## Problem statement
The entries below are to be written out again without alteration.

## Materials provided
--------------------

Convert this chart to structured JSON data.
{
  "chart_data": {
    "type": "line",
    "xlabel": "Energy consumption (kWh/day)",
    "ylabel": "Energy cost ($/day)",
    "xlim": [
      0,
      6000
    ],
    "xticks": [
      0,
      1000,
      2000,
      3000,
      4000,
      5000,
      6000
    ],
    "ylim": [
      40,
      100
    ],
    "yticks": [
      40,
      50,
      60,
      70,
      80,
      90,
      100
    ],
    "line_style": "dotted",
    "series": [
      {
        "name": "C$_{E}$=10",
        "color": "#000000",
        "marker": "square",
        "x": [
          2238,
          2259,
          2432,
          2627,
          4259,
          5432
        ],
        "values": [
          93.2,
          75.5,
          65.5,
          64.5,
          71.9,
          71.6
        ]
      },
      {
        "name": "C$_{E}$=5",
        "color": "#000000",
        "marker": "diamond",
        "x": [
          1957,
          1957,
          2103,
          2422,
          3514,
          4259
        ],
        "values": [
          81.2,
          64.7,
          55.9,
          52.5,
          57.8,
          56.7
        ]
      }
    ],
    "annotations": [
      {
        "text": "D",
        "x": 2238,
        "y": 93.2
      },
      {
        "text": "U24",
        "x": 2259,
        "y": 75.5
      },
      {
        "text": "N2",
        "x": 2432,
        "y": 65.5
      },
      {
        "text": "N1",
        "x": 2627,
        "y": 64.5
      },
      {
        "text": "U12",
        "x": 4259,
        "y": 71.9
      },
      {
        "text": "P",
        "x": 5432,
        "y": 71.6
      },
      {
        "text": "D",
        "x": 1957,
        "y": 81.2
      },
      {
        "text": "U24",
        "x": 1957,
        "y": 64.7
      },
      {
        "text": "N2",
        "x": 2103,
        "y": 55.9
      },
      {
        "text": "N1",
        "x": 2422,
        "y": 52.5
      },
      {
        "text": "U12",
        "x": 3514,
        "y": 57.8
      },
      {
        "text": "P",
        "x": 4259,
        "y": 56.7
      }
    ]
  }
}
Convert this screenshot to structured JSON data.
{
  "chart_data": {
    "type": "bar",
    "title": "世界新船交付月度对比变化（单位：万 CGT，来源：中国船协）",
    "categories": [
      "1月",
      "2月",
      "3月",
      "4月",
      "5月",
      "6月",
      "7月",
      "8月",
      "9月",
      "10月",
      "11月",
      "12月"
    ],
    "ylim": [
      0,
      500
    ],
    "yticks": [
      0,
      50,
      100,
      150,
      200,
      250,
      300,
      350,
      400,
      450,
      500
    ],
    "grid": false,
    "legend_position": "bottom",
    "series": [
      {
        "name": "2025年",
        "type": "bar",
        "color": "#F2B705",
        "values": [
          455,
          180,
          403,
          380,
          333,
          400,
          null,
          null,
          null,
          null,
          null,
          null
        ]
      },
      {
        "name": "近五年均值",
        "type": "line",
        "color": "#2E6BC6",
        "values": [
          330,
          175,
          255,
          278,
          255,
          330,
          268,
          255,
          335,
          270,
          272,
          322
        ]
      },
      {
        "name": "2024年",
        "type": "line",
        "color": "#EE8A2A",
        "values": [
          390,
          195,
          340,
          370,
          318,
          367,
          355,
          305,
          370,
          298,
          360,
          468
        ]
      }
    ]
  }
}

--------------------

## Exercise solution
Convert this chart to structured JSON data.
{
  "chart_data": {
    "type": "line",
    "xlabel": "Energy consumption (kWh/day)",
    "ylabel": "Energy cost ($/day)",
    "xlim": [
      0,
      6000
    ],
    "xticks": [
      0,
      1000,
      2000,
      3000,
      4000,
      5000,
      6000
    ],
    "ylim": [
      40,
      100
    ],
    "yticks": [
      40,
      50,
      60,
      70,
      80,
      90,
      100
    ],
    "line_style": "dotted",
    "series": [
      {
        "name": "C$_{E}$=10",
        "color": "#000000",
        "marker": "square",
        "x": [
          2238,
          2259,
          2432,
          2627,
          4259,
          5432
        ],
        "values": [
          93.2,
          75.5,
          65.5,
          64.5,
          71.9,
          71.6
        ]
      },
      {
        "name": "C$_{E}$=5",
        "color": "#000000",
        "marker": "diamond",
        "x": [
          1957,
          1957,
          2103,
          2422,
          3514,
          4259
        ],
        "values": [
          81.2,
          64.7,
          55.9,
          52.5,
          57.8,
          56.7
        ]
      }
    ],
    "annotations": [
      {
        "text": "D",
        "x": 2238,
        "y": 93.2
      },
      {
        "text": "U24",
        "x": 2259,
        "y": 75.5
      },
      {
        "text": "N2",
        "x": 2432,
        "y": 65.5
      },
      {
        "text": "N1",
        "x": 2627,
        "y": 64.5
      },
      {
        "text": "U12",
        "x": 4259,
        "y": 71.9
      },
      {
        "text": "P",
        "x": 5432,
        "y": 71.6
      },
      {
        "text": "D",
        "x": 1957,
        "y": 81.2
      },
      {
        "text": "U24",
        "x": 1957,
        "y": 64.7
      },
      {
        "text": "N2",
        "x": 2103,
        "y": 55.9
      },
      {
        "text": "N1",
        "x": 2422,
        "y": 52.5
      },
      {
        "text": "U12",
        "x": 3514,
        "y": 57.8
      },
      {
        "text": "P",
        "x": 4259,
        "y": 56.7
      }
    ]
  }
}
Convert this screenshot to structured JSON data.
{
  "chart_data": {
    "type": "bar",
    "title": "世界新船交付月度对比变化（单位：万 CGT，来源：中国船协）",
    "categories": [
      "1月",
      "2月",
      "3月",
      "4月",
      "5月",
      "6月",
      "7月",
      "8月",
      "9月",
      "10月",
      "11月",
      "12月"
    ],
    "ylim": [
      0,
      500
    ],
    "yticks": [
      0,
      50,
      100,
      150,
      200,
      250,
      300,
      350,
      400,
      450,
      500
    ],
    "grid": false,
    "legend_position": "bottom",
    "series": [
      {
        "name": "2025年",
        "type": "bar",
        "color": "#F2B705",
        "values": [
          455,
          180,
          403,
          380,
          333,
          400,
          null,
          null,
          null,
          null,
          null,
          null
        ]
      },
      {
        "name": "近五年均值",
        "type": "line",
        "color": "#2E6BC6",
        "values": [
          330,
          175,
          255,
          278,
          255,
          330,
          268,
          255,
          335,
          270,
          272,
          322
        ]
      },
      {
        "name": "2024年",
        "type": "line",
        "color": "#EE8A2A",
        "values": [
          390,
          195,
          340,
          370,
          318,
          367,
          355,
          305,
          370,
          298,
          360,
          468
        ]
      }
    ]
  }
}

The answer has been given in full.